● **To be done**: Copy out every line in the entries below that includes "беременности".

* Begin *

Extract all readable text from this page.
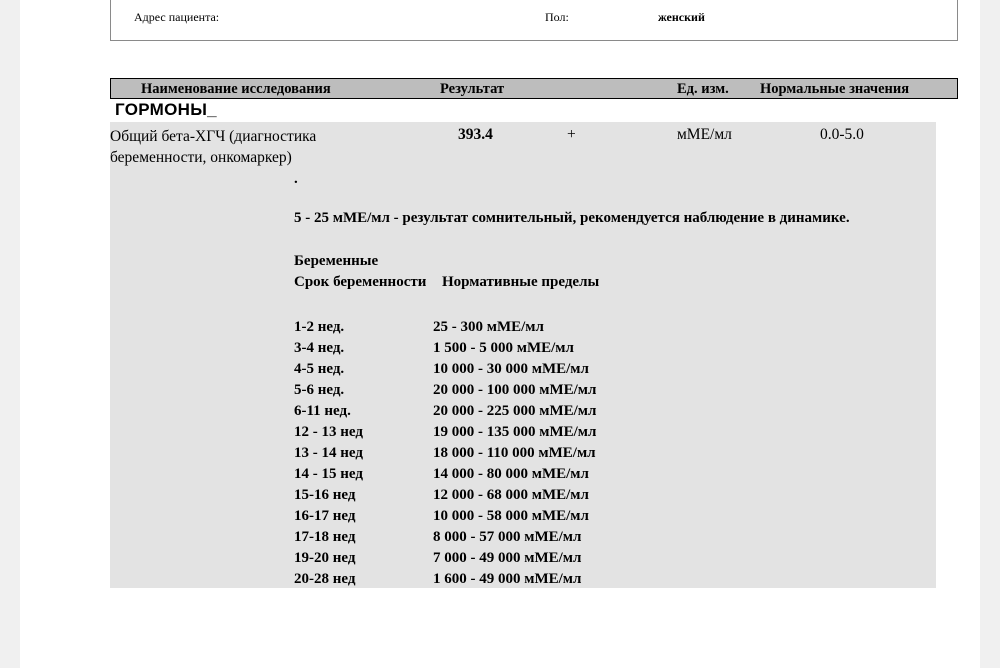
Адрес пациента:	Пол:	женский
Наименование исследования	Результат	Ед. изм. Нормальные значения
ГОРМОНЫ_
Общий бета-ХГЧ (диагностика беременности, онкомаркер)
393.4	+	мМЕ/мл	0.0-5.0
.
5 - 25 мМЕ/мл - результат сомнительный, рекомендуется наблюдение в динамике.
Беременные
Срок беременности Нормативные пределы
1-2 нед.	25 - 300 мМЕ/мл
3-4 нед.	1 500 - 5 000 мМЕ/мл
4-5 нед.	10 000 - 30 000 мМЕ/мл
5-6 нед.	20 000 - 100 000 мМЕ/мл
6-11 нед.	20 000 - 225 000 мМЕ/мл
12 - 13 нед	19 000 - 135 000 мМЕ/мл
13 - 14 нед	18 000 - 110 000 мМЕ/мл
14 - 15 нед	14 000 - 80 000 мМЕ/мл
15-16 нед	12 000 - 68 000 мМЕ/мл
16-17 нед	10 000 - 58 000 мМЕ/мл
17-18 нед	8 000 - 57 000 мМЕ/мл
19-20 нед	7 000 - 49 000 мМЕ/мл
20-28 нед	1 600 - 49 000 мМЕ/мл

* End *
* Begin *

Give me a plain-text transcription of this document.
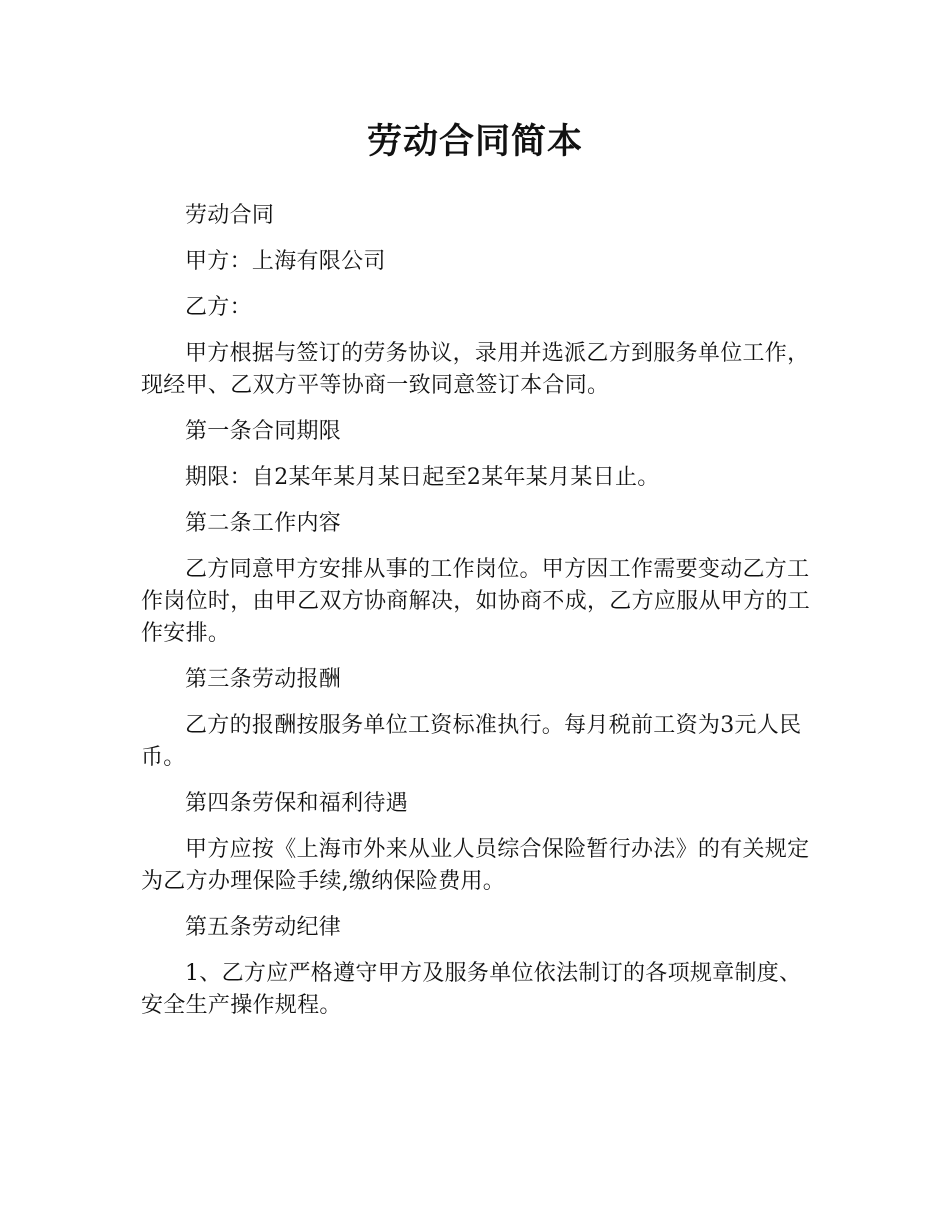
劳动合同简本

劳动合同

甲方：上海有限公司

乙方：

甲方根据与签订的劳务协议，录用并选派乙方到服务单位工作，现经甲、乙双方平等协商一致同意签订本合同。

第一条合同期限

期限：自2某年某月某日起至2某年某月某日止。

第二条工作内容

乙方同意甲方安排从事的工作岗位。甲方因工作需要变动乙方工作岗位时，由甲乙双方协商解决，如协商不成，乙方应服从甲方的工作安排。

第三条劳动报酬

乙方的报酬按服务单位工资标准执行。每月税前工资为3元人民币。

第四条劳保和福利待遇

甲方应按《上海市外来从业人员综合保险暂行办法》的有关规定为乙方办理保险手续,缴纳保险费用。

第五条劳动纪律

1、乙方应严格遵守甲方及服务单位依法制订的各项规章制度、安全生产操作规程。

* End *

● **Exercise response**:
Общий бета-ХГЧ (диагностика беременности, онкомаркер)
Срок беременности Нормативные пределы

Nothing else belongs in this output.